** begin **
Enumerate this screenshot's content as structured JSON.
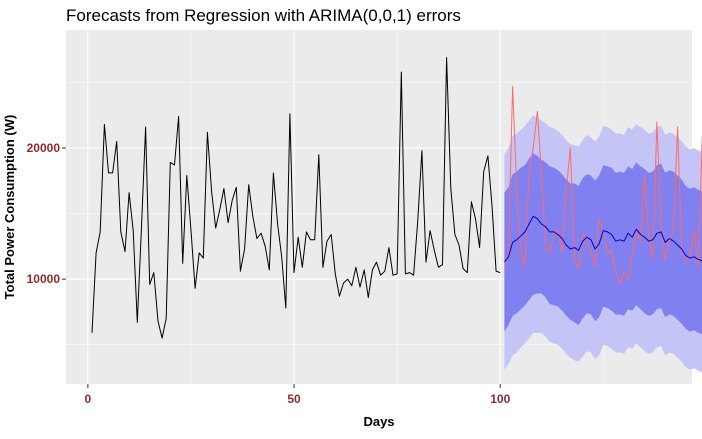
{
  "chart_data": {
    "type": "line",
    "title": "Forecasts from Regression with ARIMA(0,0,1) errors",
    "xlabel": "Days",
    "ylabel": "Total Power Consumption (W)",
    "xlim": [
      -5.3,
      146.5
    ],
    "ylim": [
      2000,
      29000
    ],
    "x_ticks": [
      0,
      50,
      100
    ],
    "y_ticks": [
      10000,
      20000
    ],
    "grid": true,
    "legend": "none",
    "colors": {
      "panel": "#ebebeb",
      "grid": "#ffffff",
      "tick_label": "#8b2c2c",
      "history": "#000000",
      "forecast": "#0000cc",
      "actual": "#ff6a6a",
      "band80": "#8080f0",
      "band95": "#c4c4f6"
    },
    "history": {
      "x_start": 1,
      "values": [
        5900,
        12000,
        13600,
        21800,
        18100,
        18100,
        20500,
        13600,
        12100,
        16600,
        13700,
        6700,
        14000,
        21600,
        9600,
        10500,
        6800,
        5500,
        7000,
        18900,
        18700,
        22400,
        11200,
        17900,
        13700,
        9300,
        12000,
        11600,
        21200,
        16700,
        13900,
        15300,
        16900,
        14300,
        16000,
        17000,
        10600,
        12300,
        17200,
        14800,
        13100,
        13500,
        12500,
        10700,
        18100,
        14200,
        11700,
        7800,
        22600,
        10500,
        13200,
        10900,
        13600,
        13000,
        13000,
        19500,
        10900,
        12900,
        13400,
        10400,
        8700,
        9700,
        10000,
        9500,
        10900,
        9400,
        10700,
        8600,
        10700,
        11300,
        10300,
        10600,
        12400,
        10300,
        10400,
        25800,
        10400,
        10500,
        10300,
        14500,
        19800,
        11300,
        13700,
        12200,
        10900,
        11100,
        26900,
        16900,
        13400,
        12600,
        10800,
        10500,
        15900,
        14600,
        12400,
        18200,
        19400,
        15600,
        10600,
        10500
      ]
    },
    "forecast": {
      "x_start": 101,
      "mean": [
        11300,
        11700,
        12800,
        13000,
        13300,
        13600,
        14200,
        14800,
        14600,
        14200,
        14000,
        13600,
        13600,
        13400,
        13100,
        12600,
        12300,
        12400,
        12200,
        12900,
        13200,
        13000,
        12300,
        12700,
        13700,
        13600,
        13400,
        12900,
        13000,
        12900,
        13500,
        13200,
        13800,
        13400,
        13200,
        12900,
        13000,
        13500,
        13600,
        12800,
        13100,
        12900,
        12600,
        12300,
        11800,
        11600,
        11700,
        11500,
        11400,
        11300
      ],
      "lo80": [
        6000,
        6500,
        7200,
        7400,
        7700,
        8000,
        8400,
        8800,
        8900,
        8900,
        8600,
        8100,
        8000,
        7900,
        7600,
        7200,
        6900,
        6700,
        6500,
        7000,
        7400,
        7300,
        6800,
        7100,
        7900,
        7800,
        7600,
        7300,
        7300,
        7200,
        7700,
        7600,
        8000,
        7700,
        7400,
        7200,
        7300,
        7700,
        7800,
        7100,
        7300,
        7200,
        6900,
        6600,
        6200,
        6000,
        6100,
        5900,
        5800,
        5700
      ],
      "hi80": [
        16600,
        17000,
        18000,
        18200,
        18500,
        18700,
        19200,
        19600,
        19400,
        19100,
        18900,
        18600,
        18500,
        18300,
        18000,
        17600,
        17300,
        17300,
        17100,
        17700,
        18000,
        17900,
        17500,
        17900,
        18700,
        18600,
        18500,
        18100,
        18200,
        18100,
        18600,
        18400,
        18900,
        18600,
        18400,
        18100,
        18200,
        18700,
        18800,
        18100,
        18300,
        18200,
        17900,
        17600,
        17100,
        16900,
        17000,
        16800,
        16700,
        16600
      ],
      "lo95": [
        3100,
        3500,
        4200,
        4400,
        4800,
        5100,
        5500,
        5900,
        5900,
        5900,
        5600,
        5200,
        5100,
        5000,
        4700,
        4300,
        4000,
        3800,
        3700,
        4100,
        4500,
        4400,
        3900,
        4200,
        5000,
        4900,
        4700,
        4400,
        4400,
        4300,
        4800,
        4700,
        5100,
        4800,
        4500,
        4300,
        4400,
        4800,
        4900,
        4200,
        4400,
        4300,
        4000,
        3700,
        3300,
        3100,
        3200,
        3000,
        2900,
        2800
      ],
      "hi95": [
        19500,
        20000,
        20900,
        21100,
        21400,
        21700,
        22100,
        22500,
        22300,
        22100,
        21900,
        21600,
        21500,
        21300,
        21000,
        20600,
        20300,
        20200,
        20100,
        20600,
        21000,
        20800,
        20500,
        20900,
        21700,
        21600,
        21400,
        21100,
        21100,
        21000,
        21600,
        21400,
        21800,
        21600,
        21400,
        21100,
        21200,
        21600,
        21700,
        21000,
        21200,
        21100,
        20800,
        20500,
        20100,
        19900,
        20000,
        19800,
        19700,
        19600
      ]
    },
    "actual": {
      "x_start": 101,
      "values": [
        11000,
        12000,
        24700,
        17000,
        12200,
        11000,
        18100,
        20000,
        22800,
        18000,
        12500,
        12000,
        13400,
        13800,
        12000,
        16800,
        20000,
        11500,
        10800,
        13500,
        13000,
        12000,
        11000,
        14600,
        13500,
        12000,
        12200,
        10500,
        9600,
        10600,
        10000,
        11900,
        13900,
        12800,
        17900,
        13200,
        11600,
        22000,
        14000,
        11400,
        12800,
        13700,
        21600,
        12000,
        11300,
        11800,
        13700,
        10900,
        20900,
        15200
      ]
    }
  }
}
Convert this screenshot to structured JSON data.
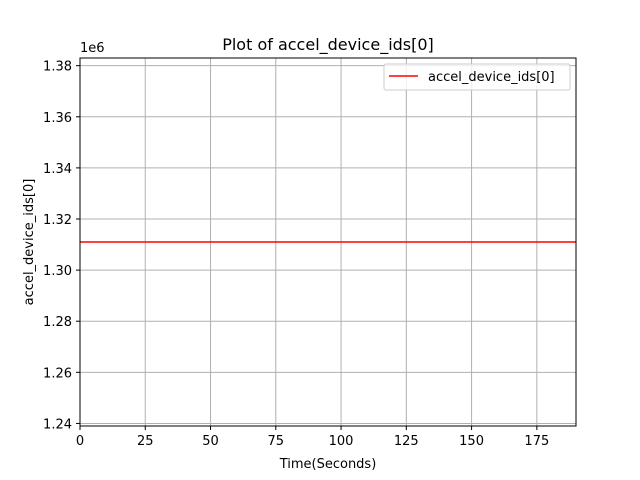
** end **
YOUR INSTRUCTIONS
Return all lines containing the word "this".

EXERCISE SOLUTION
Enumerate this screenshot's content as structured JSON.
Convert this screenshot to structured JSON data.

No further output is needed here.